--- The task ---
Each entry below is to be printed verbatim.

--- Stored data ---
******
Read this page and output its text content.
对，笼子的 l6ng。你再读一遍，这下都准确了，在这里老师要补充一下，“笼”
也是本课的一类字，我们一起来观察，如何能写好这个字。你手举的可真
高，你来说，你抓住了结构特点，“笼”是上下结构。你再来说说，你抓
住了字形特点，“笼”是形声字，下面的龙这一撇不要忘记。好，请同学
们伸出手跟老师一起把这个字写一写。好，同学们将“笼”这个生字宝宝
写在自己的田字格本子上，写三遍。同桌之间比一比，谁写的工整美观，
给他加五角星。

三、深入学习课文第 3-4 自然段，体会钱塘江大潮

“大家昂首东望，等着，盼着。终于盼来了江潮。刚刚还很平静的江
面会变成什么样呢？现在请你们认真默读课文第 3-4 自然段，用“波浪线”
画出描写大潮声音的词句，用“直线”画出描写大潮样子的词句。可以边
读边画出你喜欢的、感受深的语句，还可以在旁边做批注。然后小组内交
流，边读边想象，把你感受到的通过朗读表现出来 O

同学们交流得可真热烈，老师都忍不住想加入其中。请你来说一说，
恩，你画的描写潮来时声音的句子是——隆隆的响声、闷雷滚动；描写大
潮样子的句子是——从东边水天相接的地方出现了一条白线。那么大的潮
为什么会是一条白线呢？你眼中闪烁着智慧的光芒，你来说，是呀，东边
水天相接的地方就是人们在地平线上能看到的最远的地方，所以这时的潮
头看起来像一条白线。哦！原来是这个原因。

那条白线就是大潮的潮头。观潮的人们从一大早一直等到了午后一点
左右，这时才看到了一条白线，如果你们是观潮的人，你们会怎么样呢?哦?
******
--- Output of the task ---
Read this page and output its text content.
对，笼子的 l6ng。你再读一遍，这下都准确了，在这里老师要补充一下，“笼”
也是本课的一类字，我们一起来观察，如何能写好这个字。你手举的可真
高，你来说，你抓住了结构特点，“笼”是上下结构。你再来说说，你抓
住了字形特点，“笼”是形声字，下面的龙这一撇不要忘记。好，请同学
们伸出手跟老师一起把这个字写一写。好，同学们将“笼”这个生字宝宝
写在自己的田字格本子上，写三遍。同桌之间比一比，谁写的工整美观，
给他加五角星。

三、深入学习课文第 3-4 自然段，体会钱塘江大潮

“大家昂首东望，等着，盼着。终于盼来了江潮。刚刚还很平静的江
面会变成什么样呢？现在请你们认真默读课文第 3-4 自然段，用“波浪线”
画出描写大潮声音的词句，用“直线”画出描写大潮样子的词句。可以边
读边画出你喜欢的、感受深的语句，还可以在旁边做批注。然后小组内交
流，边读边想象，把你感受到的通过朗读表现出来 O

同学们交流得可真热烈，老师都忍不住想加入其中。请你来说一说，
恩，你画的描写潮来时声音的句子是——隆隆的响声、闷雷滚动；描写大
潮样子的句子是——从东边水天相接的地方出现了一条白线。那么大的潮
为什么会是一条白线呢？你眼中闪烁着智慧的光芒，你来说，是呀，东边
水天相接的地方就是人们在地平线上能看到的最远的地方，所以这时的潮
头看起来像一条白线。哦！原来是这个原因。

那条白线就是大潮的潮头。观潮的人们从一大早一直等到了午后一点
左右，这时才看到了一条白线，如果你们是观潮的人，你们会怎么样呢?哦?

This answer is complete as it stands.